• [The task]: Where a line holds the word "gian", copy that line.
+-------+
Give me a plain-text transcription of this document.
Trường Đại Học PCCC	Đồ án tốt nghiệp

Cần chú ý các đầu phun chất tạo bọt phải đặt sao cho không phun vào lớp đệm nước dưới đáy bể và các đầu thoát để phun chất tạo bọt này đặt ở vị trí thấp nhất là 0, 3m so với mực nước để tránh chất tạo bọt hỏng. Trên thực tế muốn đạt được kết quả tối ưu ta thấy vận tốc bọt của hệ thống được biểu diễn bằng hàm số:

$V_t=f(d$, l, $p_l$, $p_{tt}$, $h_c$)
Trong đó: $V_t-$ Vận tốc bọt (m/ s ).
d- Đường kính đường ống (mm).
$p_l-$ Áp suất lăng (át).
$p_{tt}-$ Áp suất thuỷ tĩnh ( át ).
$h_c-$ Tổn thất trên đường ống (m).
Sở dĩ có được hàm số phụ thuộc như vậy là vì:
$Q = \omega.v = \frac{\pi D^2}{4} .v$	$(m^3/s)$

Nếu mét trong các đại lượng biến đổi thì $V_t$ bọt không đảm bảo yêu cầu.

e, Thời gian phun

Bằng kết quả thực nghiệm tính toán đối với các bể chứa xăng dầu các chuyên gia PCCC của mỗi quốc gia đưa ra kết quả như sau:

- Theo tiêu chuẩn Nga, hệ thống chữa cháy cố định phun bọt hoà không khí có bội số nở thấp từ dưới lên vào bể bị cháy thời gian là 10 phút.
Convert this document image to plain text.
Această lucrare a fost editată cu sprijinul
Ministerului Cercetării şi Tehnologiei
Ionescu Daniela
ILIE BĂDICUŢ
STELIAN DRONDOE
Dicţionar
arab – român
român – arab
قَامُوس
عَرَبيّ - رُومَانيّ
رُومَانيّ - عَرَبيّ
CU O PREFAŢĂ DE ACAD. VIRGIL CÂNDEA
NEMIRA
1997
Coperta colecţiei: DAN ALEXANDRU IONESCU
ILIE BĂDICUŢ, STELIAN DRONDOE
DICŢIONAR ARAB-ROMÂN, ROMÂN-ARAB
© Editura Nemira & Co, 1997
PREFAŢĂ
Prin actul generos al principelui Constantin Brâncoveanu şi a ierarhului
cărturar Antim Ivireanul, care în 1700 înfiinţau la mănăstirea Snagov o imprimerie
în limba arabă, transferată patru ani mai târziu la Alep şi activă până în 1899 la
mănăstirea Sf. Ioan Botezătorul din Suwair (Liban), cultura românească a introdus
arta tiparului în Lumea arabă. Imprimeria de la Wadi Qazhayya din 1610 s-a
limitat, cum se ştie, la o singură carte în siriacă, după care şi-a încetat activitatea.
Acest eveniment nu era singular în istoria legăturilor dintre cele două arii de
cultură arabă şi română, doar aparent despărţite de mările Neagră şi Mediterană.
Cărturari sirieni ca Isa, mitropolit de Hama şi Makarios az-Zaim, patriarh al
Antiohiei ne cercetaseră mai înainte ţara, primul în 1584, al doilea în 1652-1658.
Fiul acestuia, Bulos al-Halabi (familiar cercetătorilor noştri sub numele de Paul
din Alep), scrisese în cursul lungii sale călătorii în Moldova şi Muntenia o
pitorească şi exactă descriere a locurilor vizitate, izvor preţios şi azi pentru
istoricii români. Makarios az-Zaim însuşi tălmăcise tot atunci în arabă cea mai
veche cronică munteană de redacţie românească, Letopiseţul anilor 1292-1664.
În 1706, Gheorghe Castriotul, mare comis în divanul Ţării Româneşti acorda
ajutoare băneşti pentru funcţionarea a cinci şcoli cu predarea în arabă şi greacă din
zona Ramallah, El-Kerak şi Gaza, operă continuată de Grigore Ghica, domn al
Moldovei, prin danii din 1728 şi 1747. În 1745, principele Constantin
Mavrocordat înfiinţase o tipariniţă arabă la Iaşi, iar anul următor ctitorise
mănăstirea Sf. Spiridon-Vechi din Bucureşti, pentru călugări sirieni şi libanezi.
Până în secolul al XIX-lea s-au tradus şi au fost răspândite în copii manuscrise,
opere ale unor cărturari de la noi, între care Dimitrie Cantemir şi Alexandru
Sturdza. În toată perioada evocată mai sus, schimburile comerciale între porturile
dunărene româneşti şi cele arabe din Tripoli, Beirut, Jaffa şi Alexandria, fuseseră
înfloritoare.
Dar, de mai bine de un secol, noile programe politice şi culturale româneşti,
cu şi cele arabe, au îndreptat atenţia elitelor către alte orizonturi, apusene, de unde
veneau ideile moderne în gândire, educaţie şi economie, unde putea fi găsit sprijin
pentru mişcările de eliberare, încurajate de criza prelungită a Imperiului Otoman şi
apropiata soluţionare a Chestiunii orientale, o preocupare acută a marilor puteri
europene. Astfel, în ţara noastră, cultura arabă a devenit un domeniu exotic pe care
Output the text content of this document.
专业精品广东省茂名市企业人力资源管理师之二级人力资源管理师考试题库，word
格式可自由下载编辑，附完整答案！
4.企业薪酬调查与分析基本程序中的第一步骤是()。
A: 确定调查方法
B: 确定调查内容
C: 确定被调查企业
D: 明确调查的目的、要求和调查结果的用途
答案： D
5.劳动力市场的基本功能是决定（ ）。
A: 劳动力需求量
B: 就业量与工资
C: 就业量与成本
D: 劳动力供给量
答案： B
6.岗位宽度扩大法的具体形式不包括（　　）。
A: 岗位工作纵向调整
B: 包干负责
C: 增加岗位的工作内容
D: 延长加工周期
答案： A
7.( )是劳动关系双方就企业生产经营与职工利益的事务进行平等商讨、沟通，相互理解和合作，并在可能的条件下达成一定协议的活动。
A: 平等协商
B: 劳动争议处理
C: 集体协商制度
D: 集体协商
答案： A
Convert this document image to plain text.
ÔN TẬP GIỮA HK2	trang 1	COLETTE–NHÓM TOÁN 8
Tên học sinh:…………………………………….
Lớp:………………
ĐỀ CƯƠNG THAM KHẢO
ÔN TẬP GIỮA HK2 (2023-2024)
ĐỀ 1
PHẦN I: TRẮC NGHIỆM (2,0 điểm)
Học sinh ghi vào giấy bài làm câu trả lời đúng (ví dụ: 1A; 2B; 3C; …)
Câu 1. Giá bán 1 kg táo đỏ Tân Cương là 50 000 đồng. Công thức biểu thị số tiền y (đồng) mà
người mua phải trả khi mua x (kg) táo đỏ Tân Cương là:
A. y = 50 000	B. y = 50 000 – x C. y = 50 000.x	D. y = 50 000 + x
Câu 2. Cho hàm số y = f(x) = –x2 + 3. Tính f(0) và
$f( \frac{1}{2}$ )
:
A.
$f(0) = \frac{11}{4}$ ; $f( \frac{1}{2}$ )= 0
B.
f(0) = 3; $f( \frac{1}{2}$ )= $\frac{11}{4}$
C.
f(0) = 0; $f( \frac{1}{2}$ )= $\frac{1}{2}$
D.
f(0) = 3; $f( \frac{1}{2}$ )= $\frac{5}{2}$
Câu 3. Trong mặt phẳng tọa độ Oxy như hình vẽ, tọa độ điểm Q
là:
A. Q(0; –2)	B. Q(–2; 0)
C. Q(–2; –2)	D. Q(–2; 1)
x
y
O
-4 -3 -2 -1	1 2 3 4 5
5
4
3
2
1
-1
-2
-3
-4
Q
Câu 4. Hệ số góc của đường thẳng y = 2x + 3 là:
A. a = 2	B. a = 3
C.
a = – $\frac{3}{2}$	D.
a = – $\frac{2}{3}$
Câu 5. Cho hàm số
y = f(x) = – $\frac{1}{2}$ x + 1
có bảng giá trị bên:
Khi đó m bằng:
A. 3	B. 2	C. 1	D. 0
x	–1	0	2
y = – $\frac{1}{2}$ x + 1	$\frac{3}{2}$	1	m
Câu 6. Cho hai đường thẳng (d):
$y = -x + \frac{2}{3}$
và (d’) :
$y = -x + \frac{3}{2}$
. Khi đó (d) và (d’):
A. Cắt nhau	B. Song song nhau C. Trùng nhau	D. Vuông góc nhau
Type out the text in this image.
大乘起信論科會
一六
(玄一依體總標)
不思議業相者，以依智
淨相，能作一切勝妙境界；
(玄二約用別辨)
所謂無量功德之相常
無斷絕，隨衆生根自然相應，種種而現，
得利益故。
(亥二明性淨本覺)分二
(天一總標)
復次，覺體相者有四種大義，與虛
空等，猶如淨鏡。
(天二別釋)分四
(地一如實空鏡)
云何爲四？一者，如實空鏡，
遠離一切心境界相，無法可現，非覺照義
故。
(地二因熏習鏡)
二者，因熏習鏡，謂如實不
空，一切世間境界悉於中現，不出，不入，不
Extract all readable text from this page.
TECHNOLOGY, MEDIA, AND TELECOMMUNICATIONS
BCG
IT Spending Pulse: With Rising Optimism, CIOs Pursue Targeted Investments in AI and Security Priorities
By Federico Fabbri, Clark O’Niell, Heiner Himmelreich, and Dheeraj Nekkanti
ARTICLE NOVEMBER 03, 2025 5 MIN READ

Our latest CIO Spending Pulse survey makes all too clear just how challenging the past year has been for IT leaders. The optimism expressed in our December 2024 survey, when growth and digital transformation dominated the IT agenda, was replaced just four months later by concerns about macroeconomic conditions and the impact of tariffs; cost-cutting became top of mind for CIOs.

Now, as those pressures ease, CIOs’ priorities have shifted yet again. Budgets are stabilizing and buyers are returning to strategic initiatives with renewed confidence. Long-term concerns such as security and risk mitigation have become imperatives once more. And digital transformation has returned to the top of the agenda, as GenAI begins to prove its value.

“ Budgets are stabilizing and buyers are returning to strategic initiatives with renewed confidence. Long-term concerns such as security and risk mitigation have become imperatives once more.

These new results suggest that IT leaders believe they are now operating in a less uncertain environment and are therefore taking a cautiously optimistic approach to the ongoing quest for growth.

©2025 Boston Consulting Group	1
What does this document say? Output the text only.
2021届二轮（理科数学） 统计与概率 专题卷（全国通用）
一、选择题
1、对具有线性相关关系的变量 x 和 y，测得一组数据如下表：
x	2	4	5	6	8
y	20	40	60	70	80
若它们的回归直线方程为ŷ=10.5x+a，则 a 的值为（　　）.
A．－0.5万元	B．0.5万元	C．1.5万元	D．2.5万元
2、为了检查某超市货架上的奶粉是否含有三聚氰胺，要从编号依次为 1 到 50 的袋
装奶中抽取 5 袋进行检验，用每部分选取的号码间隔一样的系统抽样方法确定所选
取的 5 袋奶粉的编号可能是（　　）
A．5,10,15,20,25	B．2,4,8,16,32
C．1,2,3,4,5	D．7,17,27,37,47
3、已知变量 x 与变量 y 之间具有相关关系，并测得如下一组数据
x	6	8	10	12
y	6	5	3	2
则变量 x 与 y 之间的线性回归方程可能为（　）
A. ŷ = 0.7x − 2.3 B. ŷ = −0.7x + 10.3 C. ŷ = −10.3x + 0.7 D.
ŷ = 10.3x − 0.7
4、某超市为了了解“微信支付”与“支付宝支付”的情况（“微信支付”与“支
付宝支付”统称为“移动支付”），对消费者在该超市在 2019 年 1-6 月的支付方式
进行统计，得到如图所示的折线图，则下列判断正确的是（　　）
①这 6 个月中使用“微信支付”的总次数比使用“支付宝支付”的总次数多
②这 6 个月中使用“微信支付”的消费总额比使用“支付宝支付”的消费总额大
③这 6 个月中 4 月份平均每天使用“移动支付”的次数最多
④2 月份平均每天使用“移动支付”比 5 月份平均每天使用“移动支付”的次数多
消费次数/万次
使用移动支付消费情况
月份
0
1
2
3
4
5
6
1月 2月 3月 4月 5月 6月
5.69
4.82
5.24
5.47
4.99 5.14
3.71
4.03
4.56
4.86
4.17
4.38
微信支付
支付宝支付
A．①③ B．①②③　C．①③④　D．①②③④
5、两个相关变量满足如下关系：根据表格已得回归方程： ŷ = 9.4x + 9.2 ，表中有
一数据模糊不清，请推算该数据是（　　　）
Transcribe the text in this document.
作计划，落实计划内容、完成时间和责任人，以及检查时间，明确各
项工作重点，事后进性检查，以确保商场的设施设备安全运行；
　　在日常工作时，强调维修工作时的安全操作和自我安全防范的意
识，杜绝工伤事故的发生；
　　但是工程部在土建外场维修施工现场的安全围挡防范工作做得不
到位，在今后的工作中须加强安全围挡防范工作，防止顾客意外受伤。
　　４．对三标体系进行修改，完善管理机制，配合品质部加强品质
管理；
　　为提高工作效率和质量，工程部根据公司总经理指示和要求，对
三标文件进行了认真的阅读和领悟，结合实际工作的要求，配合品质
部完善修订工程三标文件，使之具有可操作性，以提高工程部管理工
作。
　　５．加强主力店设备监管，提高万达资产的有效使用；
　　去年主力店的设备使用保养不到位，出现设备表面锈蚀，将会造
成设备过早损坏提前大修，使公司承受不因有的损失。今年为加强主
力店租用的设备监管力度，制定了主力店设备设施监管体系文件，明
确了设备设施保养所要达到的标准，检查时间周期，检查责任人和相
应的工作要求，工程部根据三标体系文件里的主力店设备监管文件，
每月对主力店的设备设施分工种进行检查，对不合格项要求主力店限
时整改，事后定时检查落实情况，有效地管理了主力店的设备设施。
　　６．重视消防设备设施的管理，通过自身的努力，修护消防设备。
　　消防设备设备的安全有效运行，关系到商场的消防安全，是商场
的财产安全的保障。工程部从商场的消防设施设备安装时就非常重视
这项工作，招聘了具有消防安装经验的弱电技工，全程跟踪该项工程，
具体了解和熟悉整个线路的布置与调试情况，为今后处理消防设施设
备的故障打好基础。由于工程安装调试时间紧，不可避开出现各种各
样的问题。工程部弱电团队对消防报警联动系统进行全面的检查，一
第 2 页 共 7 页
+-------+
• [Worked solution]:
e, Thời gian phun
- Theo tiêu chuẩn Nga, hệ thống chữa cháy cố định phun bọt hoà không khí có bội số nở thấp từ dưới lên vào bể bị cháy thời gian là 10 phút.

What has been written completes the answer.